## To do
Go through the entries below and pick out every line with "Avsenak".

#### Source data ####

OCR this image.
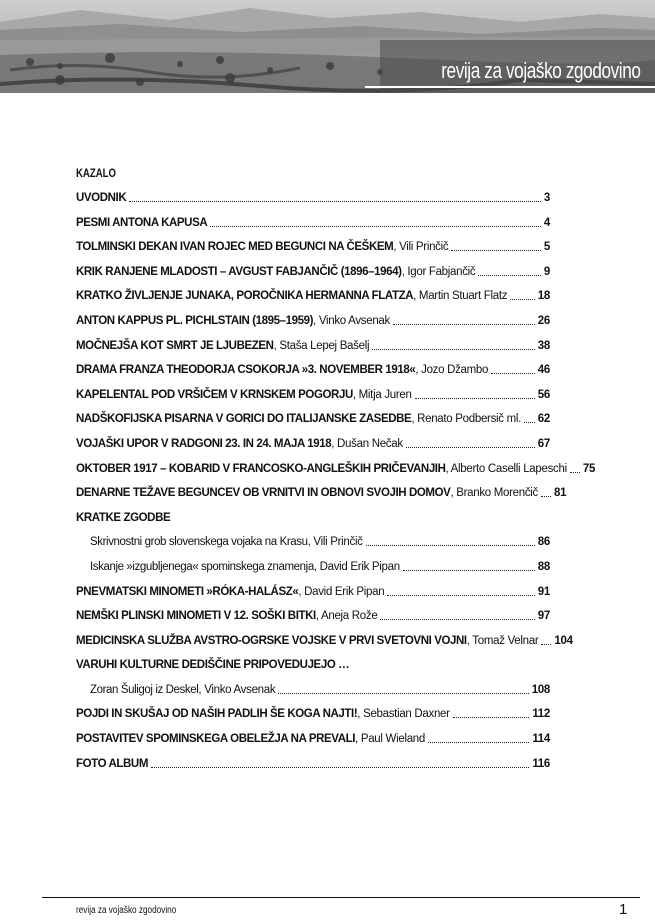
revija za vojaško zgodovino
KAZALO
UVODNIK	3
PESMI ANTONA KAPUSA	4
TOLMINSKI DEKAN IVAN ROJEC MED BEGUNCI NA ČEŠKEM, Vili Prinčič	5
KRIK RANJENE MLADOSTI – AVGUST FABJANČIČ (1896–1964), Igor Fabjančič	9
KRATKO ŽIVLJENJE JUNAKA, POROČNIKA HERMANNA FLATZA, Martin Stuart Flatz	18
ANTON KAPPUS PL. PICHLSTAIN (1895–1959), Vinko Avsenak	26
MOČNEJŠA KOT SMRT JE LJUBEZEN, Staša Lepej Bašelj	38
DRAMA FRANZA THEODORJA CSOKORJA »3. NOVEMBER 1918«, Jozo Džambo	46
KAPELENTAL POD VRŠIČEM V KRNSKEM POGORJU, Mitja Juren	56
NADŠKOFIJSKA PISARNA V GORICI DO ITALIJANSKE ZASEDBE, Renato Podbersič ml. 62
VOJAŠKI UPOR V RADGONI 23. IN 24. MAJA 1918, Dušan Nečak	67
OKTOBER 1917 – KOBARID V FRANCOSKO-ANGLEŠKIH PRIČEVANJIH, Alberto Caselli Lapeschi 75
DENARNE TEŽAVE BEGUNCEV OB VRNITVI IN OBNOVI SVOJIH DOMOV, Branko Morenčič 81
KRATKE ZGODBE
Skrivnostni grob slovenskega vojaka na Krasu, Vili Prinčič	86
Iskanje »izgubljenega« spominskega znamenja, David Erik Pipan	88
PNEVMATSKI MINOMETI »RÓKA-HALÁSZ«, David Erik Pipan	91
NEMŠKI PLINSKI MINOMETI V 12. SOŠKI BITKI, Aneja Rože	97
MEDICINSKA SLUŽBA AVSTRO-OGRSKE VOJSKE V PRVI SVETOVNI VOJNI, Tomaž Velnar 104
VARUHI KULTURNE DEDIŠČINE PRIPOVEDUJEJO …
Zoran Šuligoj iz Deskel, Vinko Avsenak	108
POJDI IN SKUŠAJ OD NAŠIH PADLIH ŠE KOGA NAJTI!, Sebastian Daxner	112
POSTAVITEV SPOMINSKEGA OBELEŽJA NA PREVALI, Paul Wieland	114
FOTO ALBUM	116
revija za vojaško zgodovino	1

####

## Response to this exercise
ANTON KAPPUS PL. PICHLSTAIN (1895–1959), Vinko Avsenak	26
Zoran Šuligoj iz Deskel, Vinko Avsenak	108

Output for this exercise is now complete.